WHAT YOU ARE ASKED TO DO: Pull out each line of the data that includes the word "Last".

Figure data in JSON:
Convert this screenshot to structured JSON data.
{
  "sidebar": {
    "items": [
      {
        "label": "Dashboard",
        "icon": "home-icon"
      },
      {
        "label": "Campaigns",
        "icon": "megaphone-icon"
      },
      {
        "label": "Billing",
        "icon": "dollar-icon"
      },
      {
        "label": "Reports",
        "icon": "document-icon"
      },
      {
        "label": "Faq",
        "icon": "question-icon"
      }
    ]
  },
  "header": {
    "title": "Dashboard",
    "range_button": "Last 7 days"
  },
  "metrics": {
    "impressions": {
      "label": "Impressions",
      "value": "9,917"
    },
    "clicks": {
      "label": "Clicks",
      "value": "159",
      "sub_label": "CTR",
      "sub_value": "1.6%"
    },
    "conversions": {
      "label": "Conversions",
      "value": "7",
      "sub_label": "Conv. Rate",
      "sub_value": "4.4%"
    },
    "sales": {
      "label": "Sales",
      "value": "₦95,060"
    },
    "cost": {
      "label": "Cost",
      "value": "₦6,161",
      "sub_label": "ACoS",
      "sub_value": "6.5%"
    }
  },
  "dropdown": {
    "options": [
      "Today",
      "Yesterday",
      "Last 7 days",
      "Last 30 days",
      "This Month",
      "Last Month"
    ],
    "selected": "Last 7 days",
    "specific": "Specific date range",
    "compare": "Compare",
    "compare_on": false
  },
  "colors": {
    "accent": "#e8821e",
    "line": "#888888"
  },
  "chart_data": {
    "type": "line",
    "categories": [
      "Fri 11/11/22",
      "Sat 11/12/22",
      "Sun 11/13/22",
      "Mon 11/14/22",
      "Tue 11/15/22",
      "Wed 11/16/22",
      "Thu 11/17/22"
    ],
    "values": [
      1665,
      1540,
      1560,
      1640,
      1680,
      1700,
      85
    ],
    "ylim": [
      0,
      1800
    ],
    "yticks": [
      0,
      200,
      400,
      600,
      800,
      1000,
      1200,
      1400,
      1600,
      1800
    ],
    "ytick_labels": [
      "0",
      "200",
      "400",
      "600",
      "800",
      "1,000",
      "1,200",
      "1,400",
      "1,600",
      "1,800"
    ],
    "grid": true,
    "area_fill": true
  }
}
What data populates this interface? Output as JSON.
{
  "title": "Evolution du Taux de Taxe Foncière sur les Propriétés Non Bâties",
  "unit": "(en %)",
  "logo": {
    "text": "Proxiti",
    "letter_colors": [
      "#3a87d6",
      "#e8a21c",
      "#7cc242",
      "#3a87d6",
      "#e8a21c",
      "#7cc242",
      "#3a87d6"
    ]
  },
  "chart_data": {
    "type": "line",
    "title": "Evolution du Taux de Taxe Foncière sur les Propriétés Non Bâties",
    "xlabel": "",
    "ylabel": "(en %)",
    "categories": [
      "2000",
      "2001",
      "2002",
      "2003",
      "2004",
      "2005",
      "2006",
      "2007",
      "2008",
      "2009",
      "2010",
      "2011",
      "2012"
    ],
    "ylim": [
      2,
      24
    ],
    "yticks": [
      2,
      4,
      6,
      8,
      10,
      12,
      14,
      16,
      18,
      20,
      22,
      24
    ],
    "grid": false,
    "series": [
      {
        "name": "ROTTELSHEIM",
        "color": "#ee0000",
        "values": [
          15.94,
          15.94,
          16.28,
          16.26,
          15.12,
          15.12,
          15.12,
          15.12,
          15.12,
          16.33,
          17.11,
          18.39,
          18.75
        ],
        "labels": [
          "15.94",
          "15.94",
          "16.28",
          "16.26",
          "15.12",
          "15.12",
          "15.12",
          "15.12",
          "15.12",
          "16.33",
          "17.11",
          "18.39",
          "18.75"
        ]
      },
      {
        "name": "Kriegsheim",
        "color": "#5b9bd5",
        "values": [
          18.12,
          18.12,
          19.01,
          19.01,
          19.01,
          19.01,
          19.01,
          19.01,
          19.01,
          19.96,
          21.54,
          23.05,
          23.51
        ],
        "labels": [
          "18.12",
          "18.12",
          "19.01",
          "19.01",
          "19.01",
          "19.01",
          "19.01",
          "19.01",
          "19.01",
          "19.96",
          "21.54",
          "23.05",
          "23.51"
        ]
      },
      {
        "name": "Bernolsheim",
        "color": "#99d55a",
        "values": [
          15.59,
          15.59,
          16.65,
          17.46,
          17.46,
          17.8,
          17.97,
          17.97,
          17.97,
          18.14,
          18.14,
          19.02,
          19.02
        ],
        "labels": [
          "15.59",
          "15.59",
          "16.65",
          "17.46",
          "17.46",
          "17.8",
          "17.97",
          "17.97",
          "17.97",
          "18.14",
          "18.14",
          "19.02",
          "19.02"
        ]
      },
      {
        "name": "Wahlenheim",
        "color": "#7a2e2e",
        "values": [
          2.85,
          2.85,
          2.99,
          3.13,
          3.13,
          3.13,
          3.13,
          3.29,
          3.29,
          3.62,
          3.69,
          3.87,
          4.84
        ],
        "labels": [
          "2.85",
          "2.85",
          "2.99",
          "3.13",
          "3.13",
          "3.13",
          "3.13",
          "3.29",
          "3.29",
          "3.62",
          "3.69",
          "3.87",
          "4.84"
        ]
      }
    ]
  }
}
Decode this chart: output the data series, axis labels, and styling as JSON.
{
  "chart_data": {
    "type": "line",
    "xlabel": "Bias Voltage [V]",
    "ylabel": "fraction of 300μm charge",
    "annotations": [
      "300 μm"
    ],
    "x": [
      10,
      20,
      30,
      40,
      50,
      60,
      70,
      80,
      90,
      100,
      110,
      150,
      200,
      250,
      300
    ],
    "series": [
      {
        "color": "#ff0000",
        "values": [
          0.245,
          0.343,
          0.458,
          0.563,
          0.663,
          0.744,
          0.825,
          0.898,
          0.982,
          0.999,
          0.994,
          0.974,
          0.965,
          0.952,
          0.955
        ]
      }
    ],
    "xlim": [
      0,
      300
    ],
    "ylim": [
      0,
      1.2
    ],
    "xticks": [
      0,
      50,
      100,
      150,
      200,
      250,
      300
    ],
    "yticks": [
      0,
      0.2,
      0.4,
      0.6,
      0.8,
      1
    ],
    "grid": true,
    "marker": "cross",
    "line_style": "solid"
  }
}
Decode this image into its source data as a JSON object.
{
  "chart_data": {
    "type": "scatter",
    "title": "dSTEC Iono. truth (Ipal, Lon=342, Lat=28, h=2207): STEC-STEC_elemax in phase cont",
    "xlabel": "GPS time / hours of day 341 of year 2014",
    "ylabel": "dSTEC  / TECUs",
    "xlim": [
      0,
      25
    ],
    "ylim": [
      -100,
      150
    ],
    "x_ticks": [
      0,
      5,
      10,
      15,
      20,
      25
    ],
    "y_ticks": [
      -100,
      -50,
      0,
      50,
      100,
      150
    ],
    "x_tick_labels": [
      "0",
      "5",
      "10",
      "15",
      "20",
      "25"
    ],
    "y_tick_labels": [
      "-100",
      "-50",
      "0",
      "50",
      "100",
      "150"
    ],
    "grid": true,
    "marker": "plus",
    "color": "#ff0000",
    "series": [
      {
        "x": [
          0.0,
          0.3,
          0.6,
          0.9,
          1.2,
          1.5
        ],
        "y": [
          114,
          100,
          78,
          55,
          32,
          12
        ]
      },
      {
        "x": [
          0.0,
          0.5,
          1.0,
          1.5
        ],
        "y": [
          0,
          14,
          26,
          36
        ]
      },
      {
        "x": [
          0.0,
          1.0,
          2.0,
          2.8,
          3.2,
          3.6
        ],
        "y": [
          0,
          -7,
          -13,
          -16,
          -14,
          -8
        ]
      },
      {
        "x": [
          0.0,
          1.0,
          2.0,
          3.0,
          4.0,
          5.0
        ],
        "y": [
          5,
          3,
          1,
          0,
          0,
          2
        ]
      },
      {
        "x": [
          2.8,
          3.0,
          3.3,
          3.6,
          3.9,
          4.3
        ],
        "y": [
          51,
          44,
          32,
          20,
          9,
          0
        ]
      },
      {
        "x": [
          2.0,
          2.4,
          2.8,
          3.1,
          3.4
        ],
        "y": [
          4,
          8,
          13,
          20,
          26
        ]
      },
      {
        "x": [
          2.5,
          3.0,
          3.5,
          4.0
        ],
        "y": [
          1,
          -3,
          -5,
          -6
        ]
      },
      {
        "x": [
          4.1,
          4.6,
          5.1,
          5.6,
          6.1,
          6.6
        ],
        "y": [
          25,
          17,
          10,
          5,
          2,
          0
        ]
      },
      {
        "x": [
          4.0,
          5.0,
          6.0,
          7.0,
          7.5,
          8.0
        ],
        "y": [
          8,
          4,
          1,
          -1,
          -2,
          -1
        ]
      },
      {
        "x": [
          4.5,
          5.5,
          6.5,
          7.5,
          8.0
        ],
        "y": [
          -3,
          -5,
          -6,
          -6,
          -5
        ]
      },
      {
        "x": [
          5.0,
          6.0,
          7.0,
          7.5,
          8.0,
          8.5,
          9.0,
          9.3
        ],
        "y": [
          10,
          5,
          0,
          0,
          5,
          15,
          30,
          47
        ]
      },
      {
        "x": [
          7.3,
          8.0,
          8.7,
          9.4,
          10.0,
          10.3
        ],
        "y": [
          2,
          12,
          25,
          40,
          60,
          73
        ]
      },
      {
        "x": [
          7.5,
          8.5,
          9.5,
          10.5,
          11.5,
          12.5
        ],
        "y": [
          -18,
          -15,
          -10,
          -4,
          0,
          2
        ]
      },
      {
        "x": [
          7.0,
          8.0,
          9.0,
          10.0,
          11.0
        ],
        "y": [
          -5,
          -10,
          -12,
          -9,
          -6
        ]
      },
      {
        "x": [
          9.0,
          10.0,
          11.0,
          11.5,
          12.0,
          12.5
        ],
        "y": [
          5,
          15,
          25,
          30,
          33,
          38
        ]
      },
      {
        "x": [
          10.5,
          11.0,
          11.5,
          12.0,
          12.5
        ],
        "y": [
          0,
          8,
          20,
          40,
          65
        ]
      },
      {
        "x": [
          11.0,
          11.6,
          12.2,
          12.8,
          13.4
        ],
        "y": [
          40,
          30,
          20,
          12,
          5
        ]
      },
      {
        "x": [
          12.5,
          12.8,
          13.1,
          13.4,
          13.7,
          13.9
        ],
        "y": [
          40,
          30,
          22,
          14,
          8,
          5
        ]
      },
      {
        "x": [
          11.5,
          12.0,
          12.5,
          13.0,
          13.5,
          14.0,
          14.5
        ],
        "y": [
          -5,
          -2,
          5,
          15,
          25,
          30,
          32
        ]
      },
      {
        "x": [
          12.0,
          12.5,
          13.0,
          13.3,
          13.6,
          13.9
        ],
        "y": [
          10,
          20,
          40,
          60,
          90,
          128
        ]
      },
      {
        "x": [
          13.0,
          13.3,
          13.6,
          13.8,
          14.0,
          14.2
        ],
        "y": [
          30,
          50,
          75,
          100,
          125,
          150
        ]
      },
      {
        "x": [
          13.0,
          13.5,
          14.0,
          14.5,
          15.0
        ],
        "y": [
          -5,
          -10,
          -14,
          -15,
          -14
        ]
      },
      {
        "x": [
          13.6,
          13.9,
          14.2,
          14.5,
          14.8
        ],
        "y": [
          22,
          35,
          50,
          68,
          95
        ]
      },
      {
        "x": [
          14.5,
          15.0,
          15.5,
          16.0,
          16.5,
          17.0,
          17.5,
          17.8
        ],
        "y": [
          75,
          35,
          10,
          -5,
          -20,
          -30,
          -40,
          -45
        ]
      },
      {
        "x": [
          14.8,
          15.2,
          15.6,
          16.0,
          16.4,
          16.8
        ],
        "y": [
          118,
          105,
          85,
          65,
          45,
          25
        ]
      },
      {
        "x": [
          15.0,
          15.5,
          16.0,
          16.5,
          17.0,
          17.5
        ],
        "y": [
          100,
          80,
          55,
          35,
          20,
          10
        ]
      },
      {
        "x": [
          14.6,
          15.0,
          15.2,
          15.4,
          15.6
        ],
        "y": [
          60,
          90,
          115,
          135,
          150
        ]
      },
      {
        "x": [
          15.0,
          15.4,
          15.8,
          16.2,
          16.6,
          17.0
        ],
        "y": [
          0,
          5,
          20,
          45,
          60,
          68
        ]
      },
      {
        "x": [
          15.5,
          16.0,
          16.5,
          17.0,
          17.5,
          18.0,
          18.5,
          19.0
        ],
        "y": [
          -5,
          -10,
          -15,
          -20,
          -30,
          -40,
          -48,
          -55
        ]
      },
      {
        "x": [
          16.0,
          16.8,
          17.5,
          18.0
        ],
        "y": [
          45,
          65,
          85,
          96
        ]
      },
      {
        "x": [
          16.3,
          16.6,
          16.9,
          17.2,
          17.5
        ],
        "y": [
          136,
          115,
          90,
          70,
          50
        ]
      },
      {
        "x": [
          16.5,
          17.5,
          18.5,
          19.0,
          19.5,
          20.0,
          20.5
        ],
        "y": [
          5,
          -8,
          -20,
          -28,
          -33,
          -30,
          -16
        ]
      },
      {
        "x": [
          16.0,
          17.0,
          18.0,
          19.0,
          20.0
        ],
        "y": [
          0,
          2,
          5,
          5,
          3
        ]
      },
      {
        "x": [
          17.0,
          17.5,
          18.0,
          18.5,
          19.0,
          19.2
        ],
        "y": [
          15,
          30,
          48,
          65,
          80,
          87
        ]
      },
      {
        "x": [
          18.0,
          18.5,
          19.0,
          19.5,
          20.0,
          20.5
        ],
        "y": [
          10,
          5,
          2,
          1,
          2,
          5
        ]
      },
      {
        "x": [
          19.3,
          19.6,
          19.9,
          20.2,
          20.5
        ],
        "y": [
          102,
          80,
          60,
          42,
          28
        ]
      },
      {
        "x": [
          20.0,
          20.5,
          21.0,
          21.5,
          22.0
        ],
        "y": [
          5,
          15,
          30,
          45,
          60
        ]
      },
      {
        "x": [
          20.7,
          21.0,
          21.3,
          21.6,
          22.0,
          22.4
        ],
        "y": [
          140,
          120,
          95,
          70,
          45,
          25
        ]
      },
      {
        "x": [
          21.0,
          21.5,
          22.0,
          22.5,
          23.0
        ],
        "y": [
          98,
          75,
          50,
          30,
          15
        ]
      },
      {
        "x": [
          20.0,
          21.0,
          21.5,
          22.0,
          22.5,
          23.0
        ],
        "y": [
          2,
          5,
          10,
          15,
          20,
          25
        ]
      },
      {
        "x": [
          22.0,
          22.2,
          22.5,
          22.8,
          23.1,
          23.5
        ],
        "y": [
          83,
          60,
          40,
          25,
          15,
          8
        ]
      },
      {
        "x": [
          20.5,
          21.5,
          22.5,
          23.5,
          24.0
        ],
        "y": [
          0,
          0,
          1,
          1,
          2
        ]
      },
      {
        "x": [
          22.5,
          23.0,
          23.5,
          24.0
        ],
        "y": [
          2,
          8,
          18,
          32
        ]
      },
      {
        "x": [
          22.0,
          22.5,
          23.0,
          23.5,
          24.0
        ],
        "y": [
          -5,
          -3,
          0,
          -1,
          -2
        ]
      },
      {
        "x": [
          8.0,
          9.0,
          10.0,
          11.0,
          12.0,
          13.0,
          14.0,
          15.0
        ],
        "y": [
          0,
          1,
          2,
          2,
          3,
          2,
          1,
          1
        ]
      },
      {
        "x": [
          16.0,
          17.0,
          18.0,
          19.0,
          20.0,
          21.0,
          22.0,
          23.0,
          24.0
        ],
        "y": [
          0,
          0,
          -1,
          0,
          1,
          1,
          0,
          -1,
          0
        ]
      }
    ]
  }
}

RESPONSE TO THE EXERCISE:
    "range_button": "Last 7 days"
      "Last 7 days",
      "Last 30 days",
      "Last Month"
    "selected": "Last 7 days",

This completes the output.